What you have to do: Transcribe everything in the data word for word. Pictures are left out.

Given entries:
------------------------------------------------------------------------

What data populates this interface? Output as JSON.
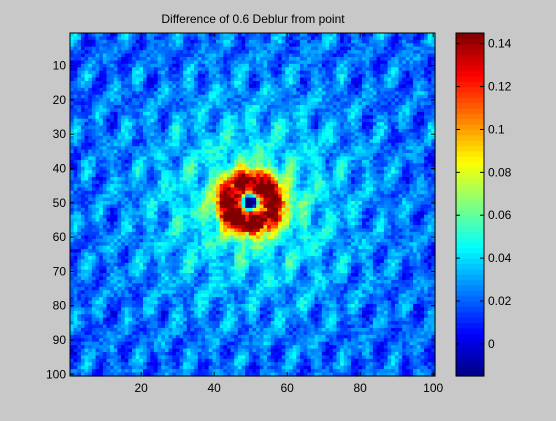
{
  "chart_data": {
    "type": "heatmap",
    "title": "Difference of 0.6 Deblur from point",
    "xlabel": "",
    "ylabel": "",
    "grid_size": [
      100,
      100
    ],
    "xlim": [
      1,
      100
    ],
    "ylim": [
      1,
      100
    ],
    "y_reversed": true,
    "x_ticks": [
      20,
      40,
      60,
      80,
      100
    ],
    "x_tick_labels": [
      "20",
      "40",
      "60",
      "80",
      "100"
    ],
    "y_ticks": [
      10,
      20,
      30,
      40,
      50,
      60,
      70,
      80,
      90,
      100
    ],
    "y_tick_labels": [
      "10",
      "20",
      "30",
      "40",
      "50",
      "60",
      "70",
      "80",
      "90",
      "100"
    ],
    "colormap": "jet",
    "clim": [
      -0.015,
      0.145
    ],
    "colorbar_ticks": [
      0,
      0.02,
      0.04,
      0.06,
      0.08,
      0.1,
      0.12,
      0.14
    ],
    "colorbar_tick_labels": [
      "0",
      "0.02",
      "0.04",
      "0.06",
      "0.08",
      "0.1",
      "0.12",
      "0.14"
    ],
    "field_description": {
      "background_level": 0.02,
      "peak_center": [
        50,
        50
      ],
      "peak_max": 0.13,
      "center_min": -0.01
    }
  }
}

------------------------------------------------------------------------

Result:
What data populates this interface? Output as JSON.
{
  "chart_data": {
    "type": "heatmap",
    "title": "Difference of 0.6 Deblur from point",
    "xlabel": "",
    "ylabel": "",
    "grid_size": [
      100,
      100
    ],
    "xlim": [
      1,
      100
    ],
    "ylim": [
      1,
      100
    ],
    "y_reversed": true,
    "x_ticks": [
      20,
      40,
      60,
      80,
      100
    ],
    "x_tick_labels": [
      "20",
      "40",
      "60",
      "80",
      "100"
    ],
    "y_ticks": [
      10,
      20,
      30,
      40,
      50,
      60,
      70,
      80,
      90,
      100
    ],
    "y_tick_labels": [
      "10",
      "20",
      "30",
      "40",
      "50",
      "60",
      "70",
      "80",
      "90",
      "100"
    ],
    "colormap": "jet",
    "clim": [
      -0.015,
      0.145
    ],
    "colorbar_ticks": [
      0,
      0.02,
      0.04,
      0.06,
      0.08,
      0.1,
      0.12,
      0.14
    ],
    "colorbar_tick_labels": [
      "0",
      "0.02",
      "0.04",
      "0.06",
      "0.08",
      "0.1",
      "0.12",
      "0.14"
    ],
    "field_description": {
      "background_level": 0.02,
      "peak_center": [
        50,
        50
      ],
      "peak_max": 0.13,
      "center_min": -0.01
    }
  }
}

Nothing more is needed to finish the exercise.